* start *

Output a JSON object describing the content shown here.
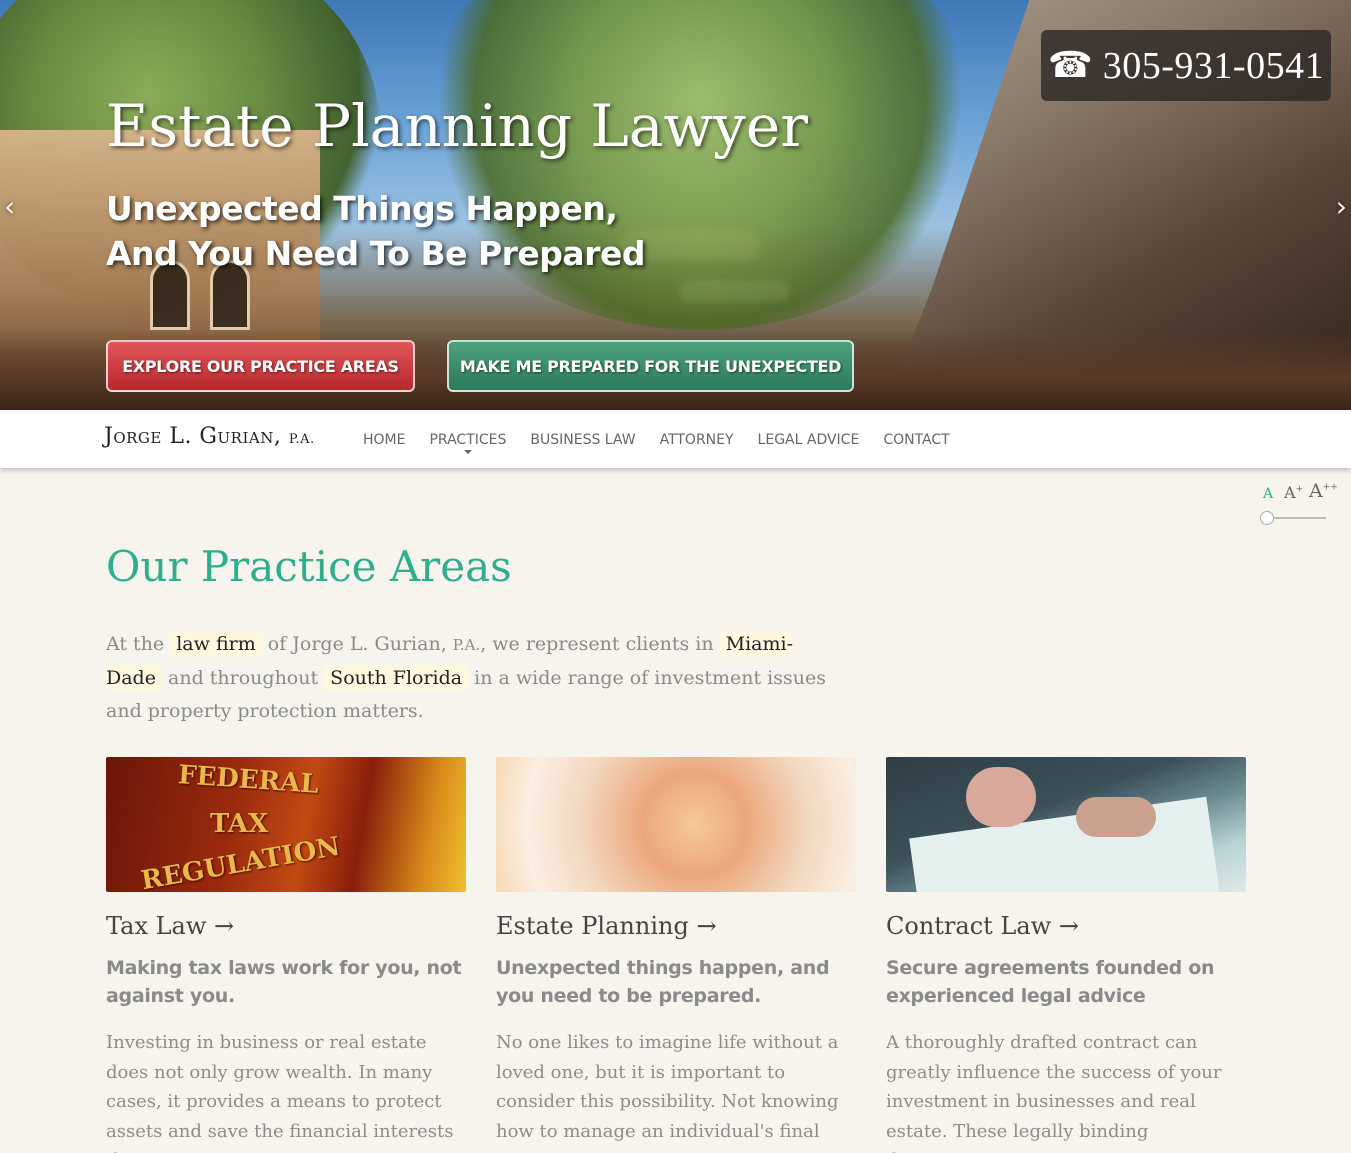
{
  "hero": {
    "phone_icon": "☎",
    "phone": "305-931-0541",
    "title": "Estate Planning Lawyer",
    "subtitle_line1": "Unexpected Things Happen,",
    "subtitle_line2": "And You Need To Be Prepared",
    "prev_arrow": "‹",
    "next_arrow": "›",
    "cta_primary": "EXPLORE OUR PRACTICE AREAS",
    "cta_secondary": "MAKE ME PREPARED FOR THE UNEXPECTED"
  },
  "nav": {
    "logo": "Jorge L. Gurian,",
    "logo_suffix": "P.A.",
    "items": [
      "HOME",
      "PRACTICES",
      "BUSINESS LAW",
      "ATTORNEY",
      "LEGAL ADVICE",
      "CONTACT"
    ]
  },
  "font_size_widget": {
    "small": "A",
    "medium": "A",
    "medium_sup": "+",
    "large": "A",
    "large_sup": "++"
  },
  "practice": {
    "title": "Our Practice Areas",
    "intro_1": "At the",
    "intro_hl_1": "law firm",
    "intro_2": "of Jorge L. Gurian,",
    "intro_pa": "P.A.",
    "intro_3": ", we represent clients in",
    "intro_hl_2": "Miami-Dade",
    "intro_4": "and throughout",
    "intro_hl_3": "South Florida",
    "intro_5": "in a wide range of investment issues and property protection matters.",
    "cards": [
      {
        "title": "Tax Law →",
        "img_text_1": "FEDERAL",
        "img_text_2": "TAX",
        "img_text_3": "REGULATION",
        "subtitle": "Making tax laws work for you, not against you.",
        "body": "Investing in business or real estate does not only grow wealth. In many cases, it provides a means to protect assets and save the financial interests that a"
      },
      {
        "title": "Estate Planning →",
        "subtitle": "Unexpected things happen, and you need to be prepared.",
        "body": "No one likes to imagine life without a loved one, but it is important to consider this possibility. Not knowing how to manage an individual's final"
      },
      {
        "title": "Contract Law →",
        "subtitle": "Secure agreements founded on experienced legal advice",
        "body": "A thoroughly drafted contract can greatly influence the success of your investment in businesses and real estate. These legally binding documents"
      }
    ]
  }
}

* end *

Repeat the data exactly, excluding the pictures.

- _Result_:
Output a JSON object describing the content shown here.
{
  "hero": {
    "phone_icon": "☎",
    "phone": "305-931-0541",
    "title": "Estate Planning Lawyer",
    "subtitle_line1": "Unexpected Things Happen,",
    "subtitle_line2": "And You Need To Be Prepared",
    "prev_arrow": "‹",
    "next_arrow": "›",
    "cta_primary": "EXPLORE OUR PRACTICE AREAS",
    "cta_secondary": "MAKE ME PREPARED FOR THE UNEXPECTED"
  },
  "nav": {
    "logo": "Jorge L. Gurian,",
    "logo_suffix": "P.A.",
    "items": [
      "HOME",
      "PRACTICES",
      "BUSINESS LAW",
      "ATTORNEY",
      "LEGAL ADVICE",
      "CONTACT"
    ]
  },
  "font_size_widget": {
    "small": "A",
    "medium": "A",
    "medium_sup": "+",
    "large": "A",
    "large_sup": "++"
  },
  "practice": {
    "title": "Our Practice Areas",
    "intro_1": "At the",
    "intro_hl_1": "law firm",
    "intro_2": "of Jorge L. Gurian,",
    "intro_pa": "P.A.",
    "intro_3": ", we represent clients in",
    "intro_hl_2": "Miami-Dade",
    "intro_4": "and throughout",
    "intro_hl_3": "South Florida",
    "intro_5": "in a wide range of investment issues and property protection matters.",
    "cards": [
      {
        "title": "Tax Law →",
        "img_text_1": "FEDERAL",
        "img_text_2": "TAX",
        "img_text_3": "REGULATION",
        "subtitle": "Making tax laws work for you, not against you.",
        "body": "Investing in business or real estate does not only grow wealth. In many cases, it provides a means to protect assets and save the financial interests that a"
      },
      {
        "title": "Estate Planning →",
        "subtitle": "Unexpected things happen, and you need to be prepared.",
        "body": "No one likes to imagine life without a loved one, but it is important to consider this possibility. Not knowing how to manage an individual's final"
      },
      {
        "title": "Contract Law →",
        "subtitle": "Secure agreements founded on experienced legal advice",
        "body": "A thoroughly drafted contract can greatly influence the success of your investment in businesses and real estate. These legally binding documents"
      }
    ]
  }
}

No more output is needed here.